**GIVEN PROBLEM**
Records follow. Select each line holding "Tenants".

Records from a dataset:

========

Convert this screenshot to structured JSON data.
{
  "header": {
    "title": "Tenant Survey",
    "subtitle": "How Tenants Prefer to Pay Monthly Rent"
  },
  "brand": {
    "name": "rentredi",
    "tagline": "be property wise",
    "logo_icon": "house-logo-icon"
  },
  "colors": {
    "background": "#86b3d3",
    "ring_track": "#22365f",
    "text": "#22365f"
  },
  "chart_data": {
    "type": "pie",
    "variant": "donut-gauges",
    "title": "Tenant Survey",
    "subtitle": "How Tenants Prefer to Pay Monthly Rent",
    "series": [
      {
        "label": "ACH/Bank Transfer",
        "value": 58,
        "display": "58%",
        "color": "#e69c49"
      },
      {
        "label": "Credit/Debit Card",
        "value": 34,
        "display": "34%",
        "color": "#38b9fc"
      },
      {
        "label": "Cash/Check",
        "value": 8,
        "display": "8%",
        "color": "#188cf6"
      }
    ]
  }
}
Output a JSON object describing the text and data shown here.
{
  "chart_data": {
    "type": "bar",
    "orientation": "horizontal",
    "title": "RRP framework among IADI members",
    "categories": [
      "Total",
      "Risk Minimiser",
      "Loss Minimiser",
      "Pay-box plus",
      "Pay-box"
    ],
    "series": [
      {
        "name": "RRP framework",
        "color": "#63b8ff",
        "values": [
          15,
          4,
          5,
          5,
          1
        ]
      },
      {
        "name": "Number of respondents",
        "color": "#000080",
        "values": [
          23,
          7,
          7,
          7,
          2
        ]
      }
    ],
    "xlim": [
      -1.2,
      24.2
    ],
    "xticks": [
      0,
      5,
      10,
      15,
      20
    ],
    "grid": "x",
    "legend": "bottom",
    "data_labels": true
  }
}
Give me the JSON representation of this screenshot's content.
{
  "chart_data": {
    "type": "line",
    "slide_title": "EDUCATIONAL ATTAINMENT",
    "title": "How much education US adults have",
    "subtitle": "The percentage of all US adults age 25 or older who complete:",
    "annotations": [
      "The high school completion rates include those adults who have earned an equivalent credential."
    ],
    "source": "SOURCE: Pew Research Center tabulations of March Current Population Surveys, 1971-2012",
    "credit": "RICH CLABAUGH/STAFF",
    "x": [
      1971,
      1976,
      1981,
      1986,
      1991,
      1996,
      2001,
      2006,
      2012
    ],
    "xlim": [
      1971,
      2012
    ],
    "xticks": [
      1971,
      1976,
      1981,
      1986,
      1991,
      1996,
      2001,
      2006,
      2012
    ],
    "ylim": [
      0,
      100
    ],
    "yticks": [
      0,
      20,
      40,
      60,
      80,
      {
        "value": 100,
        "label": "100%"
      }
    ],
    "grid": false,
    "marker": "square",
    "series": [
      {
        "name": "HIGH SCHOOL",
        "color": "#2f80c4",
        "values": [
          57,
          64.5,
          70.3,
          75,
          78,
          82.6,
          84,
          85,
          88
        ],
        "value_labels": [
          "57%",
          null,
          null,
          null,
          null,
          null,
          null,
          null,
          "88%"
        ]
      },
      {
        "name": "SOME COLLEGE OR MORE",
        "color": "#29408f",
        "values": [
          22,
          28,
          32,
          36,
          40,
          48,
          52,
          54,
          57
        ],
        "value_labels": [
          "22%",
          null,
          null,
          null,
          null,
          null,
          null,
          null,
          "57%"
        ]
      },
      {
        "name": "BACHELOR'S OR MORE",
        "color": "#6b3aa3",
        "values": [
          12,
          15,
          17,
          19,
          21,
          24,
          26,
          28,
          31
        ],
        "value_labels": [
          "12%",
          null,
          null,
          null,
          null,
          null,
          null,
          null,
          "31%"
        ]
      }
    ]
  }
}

========

**WRITTEN RESPONSE**
    "subtitle": "How Tenants Prefer to Pay Monthly Rent"
    "subtitle": "How Tenants Prefer to Pay Monthly Rent",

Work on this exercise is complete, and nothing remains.